Stored entries
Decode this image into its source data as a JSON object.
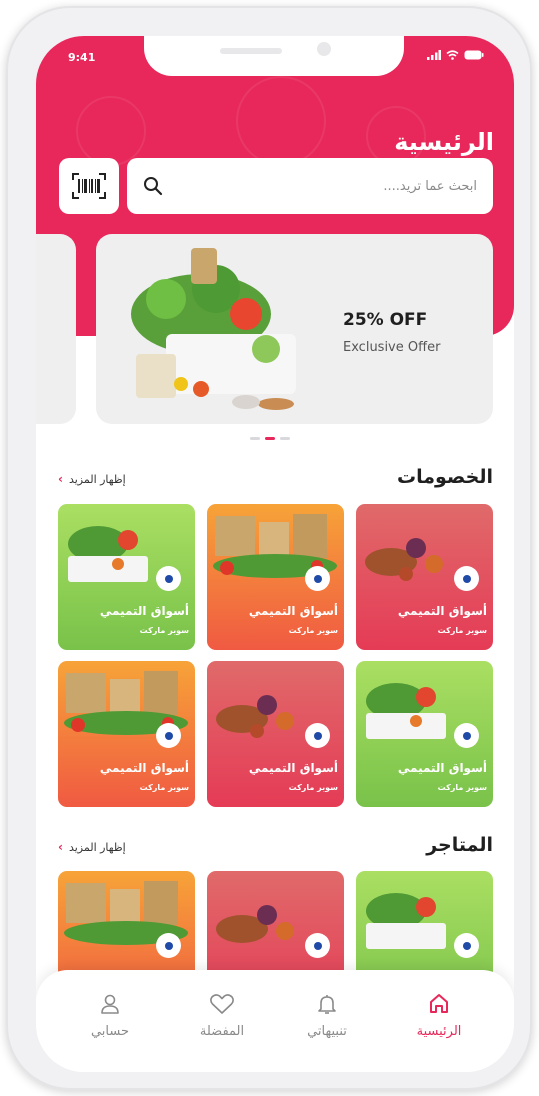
{
  "status_bar": {
    "time": "9:41"
  },
  "header": {
    "title": "الرئيسية"
  },
  "search": {
    "placeholder": "ابحث عما تريد...."
  },
  "banner": {
    "discount": "25% OFF",
    "subtitle": "Exclusive Offer"
  },
  "sections": [
    {
      "title": "الخصومات",
      "more_label": "إظهار المزيد",
      "cards": [
        {
          "name": "أسواق التميمي",
          "type": "سوبر ماركت"
        },
        {
          "name": "أسواق التميمي",
          "type": "سوبر ماركت"
        },
        {
          "name": "أسواق التميمي",
          "type": "سوبر ماركت"
        },
        {
          "name": "أسواق التميمي",
          "type": "سوبر ماركت"
        },
        {
          "name": "أسواق التميمي",
          "type": "سوبر ماركت"
        },
        {
          "name": "أسواق التميمي",
          "type": "سوبر ماركت"
        }
      ]
    },
    {
      "title": "المتاجر",
      "more_label": "إظهار المزيد"
    }
  ],
  "bottom_nav": [
    {
      "label": "الرئيسية",
      "icon": "home-icon",
      "active": true
    },
    {
      "label": "تنبيهاتي",
      "icon": "bell-icon",
      "active": false
    },
    {
      "label": "المفضلة",
      "icon": "heart-icon",
      "active": false
    },
    {
      "label": "حسابي",
      "icon": "user-icon",
      "active": false
    }
  ],
  "colors": {
    "accent": "#e8285a",
    "green": "#8fd152",
    "orange": "#f47e3c",
    "red": "#e44d5c"
  }
}
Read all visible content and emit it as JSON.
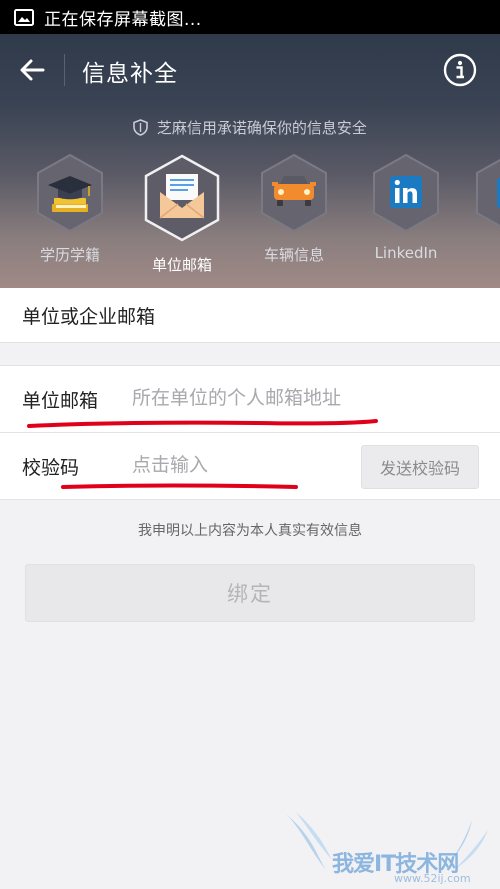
{
  "status_bar": {
    "text": "正在保存屏幕截图..."
  },
  "nav": {
    "title": "信息补全"
  },
  "promise": {
    "text": "芝麻信用承诺确保你的信息安全"
  },
  "categories": [
    {
      "label": "学历学籍",
      "icon": "graduation-cap-icon"
    },
    {
      "label": "单位邮箱",
      "icon": "envelope-icon"
    },
    {
      "label": "车辆信息",
      "icon": "car-icon"
    },
    {
      "label": "LinkedIn",
      "icon": "linkedin-icon"
    }
  ],
  "form": {
    "section_title": "单位或企业邮箱",
    "email_label": "单位邮箱",
    "email_placeholder": "所在单位的个人邮箱地址",
    "code_label": "校验码",
    "code_placeholder": "点击输入",
    "send_code": "发送校验码",
    "declaration": "我申明以上内容为本人真实有效信息",
    "bind": "绑定"
  },
  "watermark": {
    "text": "我爱IT技术网",
    "url": "www.52ij.com"
  },
  "colors": {
    "header_top": "#2f3a4b",
    "annotation_red": "#e0001a",
    "watermark_blue": "#6aa2d9"
  }
}
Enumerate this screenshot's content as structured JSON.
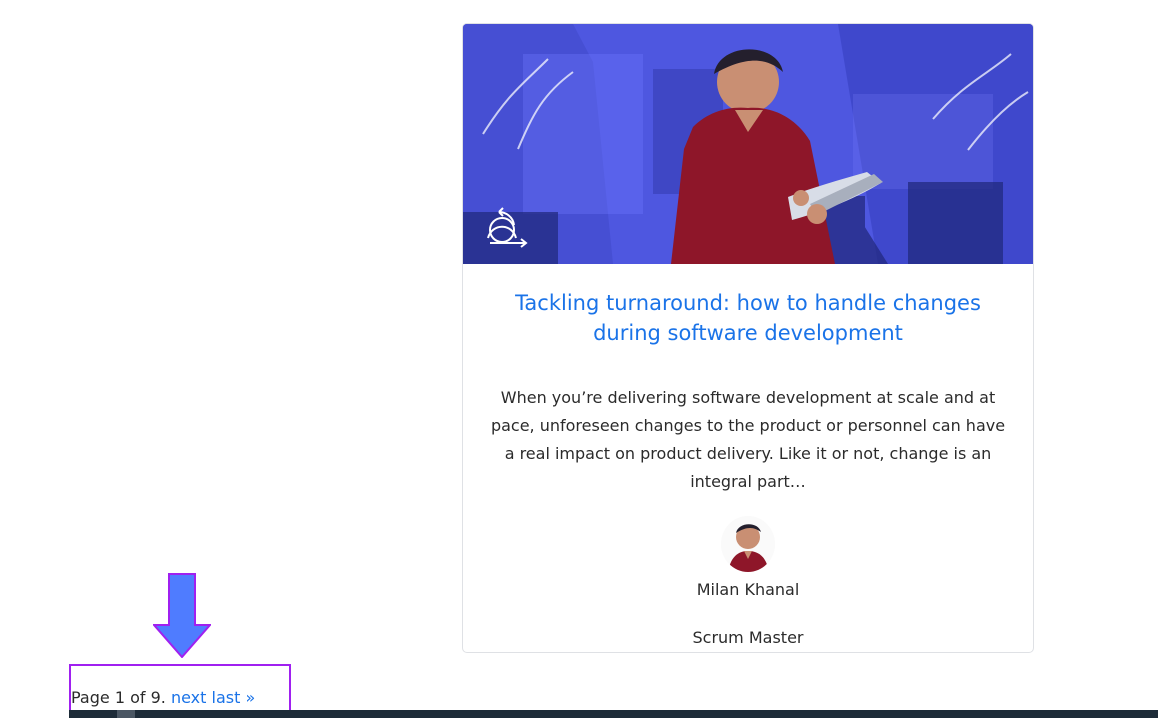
{
  "post": {
    "title_line_1": "Tackling turnaround: how to handle changes",
    "title_line_2": "during software development",
    "excerpt": "When you’re delivering software development at scale and at pace, unforeseen changes to the product or personnel can have a real impact on product delivery. Like it or not, change is an integral part…",
    "author_name": "Milan Khanal",
    "author_role": "Scrum Master"
  },
  "pagination": {
    "status": "Page 1 of 9.",
    "next_label": "next",
    "last_label": "last »"
  },
  "colors": {
    "link": "#1a73e8",
    "hero_overlay": "#4850d8",
    "annotation_box": "#a020f0",
    "annotation_arrow": "#4f7cff",
    "footer": "#1d2b38"
  },
  "icons": {
    "hero_badge": "agile-person-icon",
    "annotation_arrow": "down-arrow-icon"
  }
}
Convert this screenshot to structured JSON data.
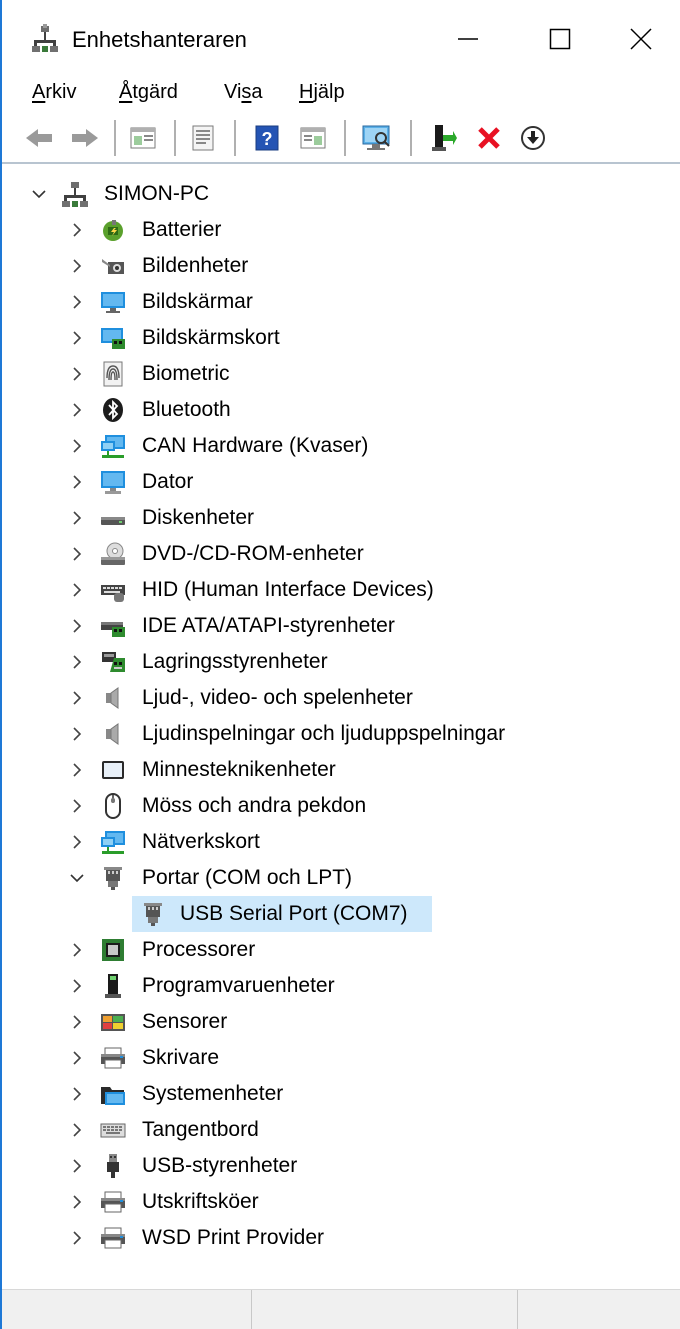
{
  "window": {
    "title": "Enhetshanteraren"
  },
  "menu": [
    {
      "label": "Arkiv",
      "hotkey_index": 0
    },
    {
      "label": "Åtgärd",
      "hotkey_index": 0
    },
    {
      "label": "Visa",
      "hotkey_index": 2
    },
    {
      "label": "Hjälp",
      "hotkey_index": 0
    }
  ],
  "toolbar": {
    "buttons": [
      "back-icon",
      "forward-icon",
      "show-hide-console-tree-icon",
      "properties-icon",
      "help-icon",
      "action-pane-icon",
      "scan-hardware-icon",
      "update-driver-icon",
      "uninstall-icon",
      "disable-device-icon"
    ]
  },
  "tree": {
    "root": "SIMON-PC",
    "categories": [
      {
        "label": "Batterier",
        "icon": "battery-icon"
      },
      {
        "label": "Bildenheter",
        "icon": "camera-icon"
      },
      {
        "label": "Bildskärmar",
        "icon": "monitor-icon"
      },
      {
        "label": "Bildskärmskort",
        "icon": "display-adapter-icon"
      },
      {
        "label": "Biometric",
        "icon": "fingerprint-icon"
      },
      {
        "label": "Bluetooth",
        "icon": "bluetooth-icon"
      },
      {
        "label": "CAN Hardware (Kvaser)",
        "icon": "network-computer-icon"
      },
      {
        "label": "Dator",
        "icon": "computer-icon"
      },
      {
        "label": "Diskenheter",
        "icon": "disk-drive-icon"
      },
      {
        "label": "DVD-/CD-ROM-enheter",
        "icon": "dvd-drive-icon"
      },
      {
        "label": "HID (Human Interface Devices)",
        "icon": "hid-icon"
      },
      {
        "label": "IDE ATA/ATAPI-styrenheter",
        "icon": "ide-controller-icon"
      },
      {
        "label": "Lagringsstyrenheter",
        "icon": "storage-controller-icon"
      },
      {
        "label": "Ljud-, video- och spelenheter",
        "icon": "speaker-icon"
      },
      {
        "label": "Ljudinspelningar och ljuduppspelningar",
        "icon": "speaker-icon"
      },
      {
        "label": "Minnesteknikenheter",
        "icon": "memory-device-icon"
      },
      {
        "label": "Möss och andra pekdon",
        "icon": "mouse-icon"
      },
      {
        "label": "Nätverkskort",
        "icon": "network-adapter-icon"
      },
      {
        "label": "Portar (COM och LPT)",
        "icon": "port-icon",
        "expanded": true,
        "children": [
          {
            "label": "USB Serial Port (COM7)",
            "icon": "port-icon",
            "selected": true
          }
        ]
      },
      {
        "label": "Processorer",
        "icon": "processor-icon"
      },
      {
        "label": "Programvaruenheter",
        "icon": "software-device-icon"
      },
      {
        "label": "Sensorer",
        "icon": "sensor-icon"
      },
      {
        "label": "Skrivare",
        "icon": "printer-icon"
      },
      {
        "label": "Systemenheter",
        "icon": "system-devices-icon"
      },
      {
        "label": "Tangentbord",
        "icon": "keyboard-icon"
      },
      {
        "label": "USB-styrenheter",
        "icon": "usb-icon"
      },
      {
        "label": "Utskriftsköer",
        "icon": "printer-icon"
      },
      {
        "label": "WSD Print Provider",
        "icon": "printer-icon"
      }
    ]
  },
  "colors": {
    "accent_border": "#1e78d6",
    "selection": "#cde8fb",
    "uninstall_red": "#e81123"
  }
}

Written request = Find each line that has the word "data", then copy it out.

Correct output =
Decode this image into its source data as a JSON object.
Convert this screenshot to structured JSON data.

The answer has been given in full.